** Task to carry out **
State how many lines of the records contain the string "Примечание", and give no other information.

** Excerpt from a dataset **
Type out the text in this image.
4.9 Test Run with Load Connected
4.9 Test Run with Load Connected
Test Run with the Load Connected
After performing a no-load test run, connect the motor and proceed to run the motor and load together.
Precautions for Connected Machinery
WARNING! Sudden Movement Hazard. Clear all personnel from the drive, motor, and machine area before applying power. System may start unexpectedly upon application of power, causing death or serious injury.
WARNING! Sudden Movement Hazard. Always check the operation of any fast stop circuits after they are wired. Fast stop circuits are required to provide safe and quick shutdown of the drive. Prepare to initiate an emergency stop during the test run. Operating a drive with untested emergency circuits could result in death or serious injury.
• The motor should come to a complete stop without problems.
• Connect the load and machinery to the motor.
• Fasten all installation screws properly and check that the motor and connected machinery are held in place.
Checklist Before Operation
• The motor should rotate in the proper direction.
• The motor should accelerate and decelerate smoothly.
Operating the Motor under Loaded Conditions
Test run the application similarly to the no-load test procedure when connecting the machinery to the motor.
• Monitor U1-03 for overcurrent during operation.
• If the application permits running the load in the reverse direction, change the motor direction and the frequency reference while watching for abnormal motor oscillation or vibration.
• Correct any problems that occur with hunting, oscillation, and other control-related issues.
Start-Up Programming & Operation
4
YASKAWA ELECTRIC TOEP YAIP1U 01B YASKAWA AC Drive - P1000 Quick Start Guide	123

...

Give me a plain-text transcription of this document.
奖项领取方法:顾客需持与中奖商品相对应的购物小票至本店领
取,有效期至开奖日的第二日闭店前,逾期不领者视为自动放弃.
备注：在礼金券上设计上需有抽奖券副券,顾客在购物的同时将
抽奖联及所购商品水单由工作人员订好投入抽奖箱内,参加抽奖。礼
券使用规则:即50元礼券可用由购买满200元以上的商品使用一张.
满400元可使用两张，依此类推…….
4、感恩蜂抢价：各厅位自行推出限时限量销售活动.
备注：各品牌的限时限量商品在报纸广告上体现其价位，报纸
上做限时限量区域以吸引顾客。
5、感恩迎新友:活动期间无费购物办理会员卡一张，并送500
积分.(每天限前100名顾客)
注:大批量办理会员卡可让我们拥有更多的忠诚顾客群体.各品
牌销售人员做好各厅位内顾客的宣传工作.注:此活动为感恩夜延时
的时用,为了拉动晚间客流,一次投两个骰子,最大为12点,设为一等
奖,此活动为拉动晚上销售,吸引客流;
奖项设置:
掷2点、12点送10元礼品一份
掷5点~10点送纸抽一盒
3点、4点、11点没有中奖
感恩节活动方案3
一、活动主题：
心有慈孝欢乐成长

==

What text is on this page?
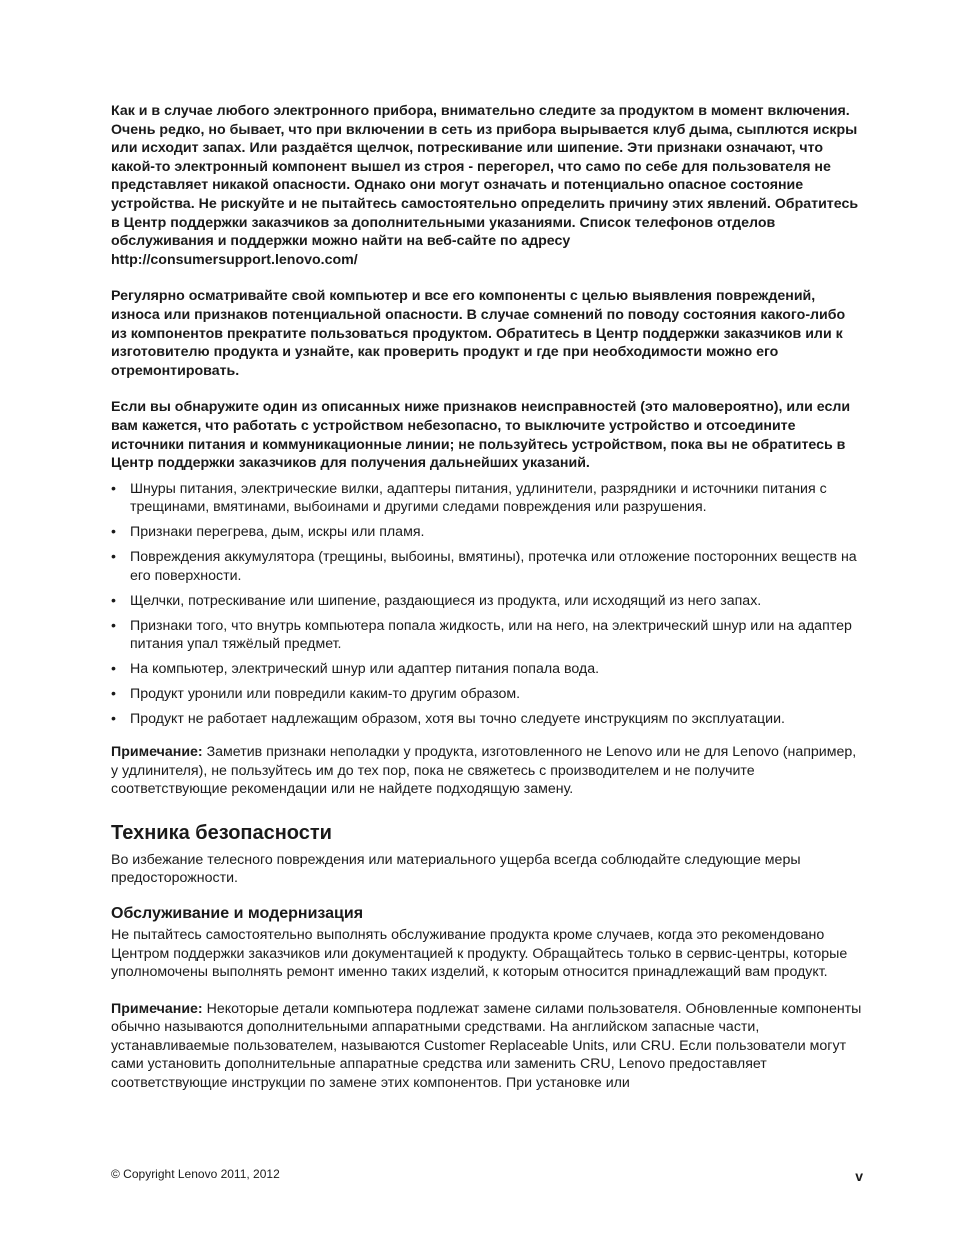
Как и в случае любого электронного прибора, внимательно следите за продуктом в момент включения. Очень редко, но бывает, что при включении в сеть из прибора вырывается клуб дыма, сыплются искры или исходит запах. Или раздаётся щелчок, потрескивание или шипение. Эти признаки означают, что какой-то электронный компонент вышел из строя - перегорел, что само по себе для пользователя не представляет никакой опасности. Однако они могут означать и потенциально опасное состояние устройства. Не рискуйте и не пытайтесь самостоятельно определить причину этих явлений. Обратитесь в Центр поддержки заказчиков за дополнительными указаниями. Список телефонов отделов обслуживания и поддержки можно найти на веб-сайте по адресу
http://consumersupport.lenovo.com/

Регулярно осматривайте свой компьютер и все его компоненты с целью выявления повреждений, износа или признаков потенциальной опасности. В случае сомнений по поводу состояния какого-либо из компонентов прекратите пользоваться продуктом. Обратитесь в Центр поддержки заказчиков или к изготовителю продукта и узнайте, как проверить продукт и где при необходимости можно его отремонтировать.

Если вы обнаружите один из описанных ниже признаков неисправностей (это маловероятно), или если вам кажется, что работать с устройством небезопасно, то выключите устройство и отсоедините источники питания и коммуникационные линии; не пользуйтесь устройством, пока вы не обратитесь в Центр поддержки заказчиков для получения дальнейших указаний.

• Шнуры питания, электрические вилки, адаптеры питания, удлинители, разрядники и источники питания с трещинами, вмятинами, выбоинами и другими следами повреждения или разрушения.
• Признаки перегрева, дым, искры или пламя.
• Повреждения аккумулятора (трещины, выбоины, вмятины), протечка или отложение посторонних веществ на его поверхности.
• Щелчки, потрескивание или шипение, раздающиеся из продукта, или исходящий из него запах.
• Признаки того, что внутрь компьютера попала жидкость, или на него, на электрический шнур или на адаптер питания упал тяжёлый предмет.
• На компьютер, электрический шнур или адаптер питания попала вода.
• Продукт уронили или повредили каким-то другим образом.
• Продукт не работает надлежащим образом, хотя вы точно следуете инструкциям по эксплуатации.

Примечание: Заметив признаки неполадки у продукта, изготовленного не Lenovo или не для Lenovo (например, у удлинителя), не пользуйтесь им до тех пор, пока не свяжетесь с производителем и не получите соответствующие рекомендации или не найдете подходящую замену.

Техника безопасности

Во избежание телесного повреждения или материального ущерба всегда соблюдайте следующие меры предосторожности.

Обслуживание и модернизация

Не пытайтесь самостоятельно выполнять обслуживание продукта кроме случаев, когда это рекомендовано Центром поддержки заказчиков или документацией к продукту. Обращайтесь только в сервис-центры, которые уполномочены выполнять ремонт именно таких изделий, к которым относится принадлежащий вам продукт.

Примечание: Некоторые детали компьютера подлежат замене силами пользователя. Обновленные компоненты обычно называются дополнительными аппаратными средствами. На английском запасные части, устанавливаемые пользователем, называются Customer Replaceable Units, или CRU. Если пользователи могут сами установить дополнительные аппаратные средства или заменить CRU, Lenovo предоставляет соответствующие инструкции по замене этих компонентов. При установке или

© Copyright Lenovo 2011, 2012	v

** Written solution **
2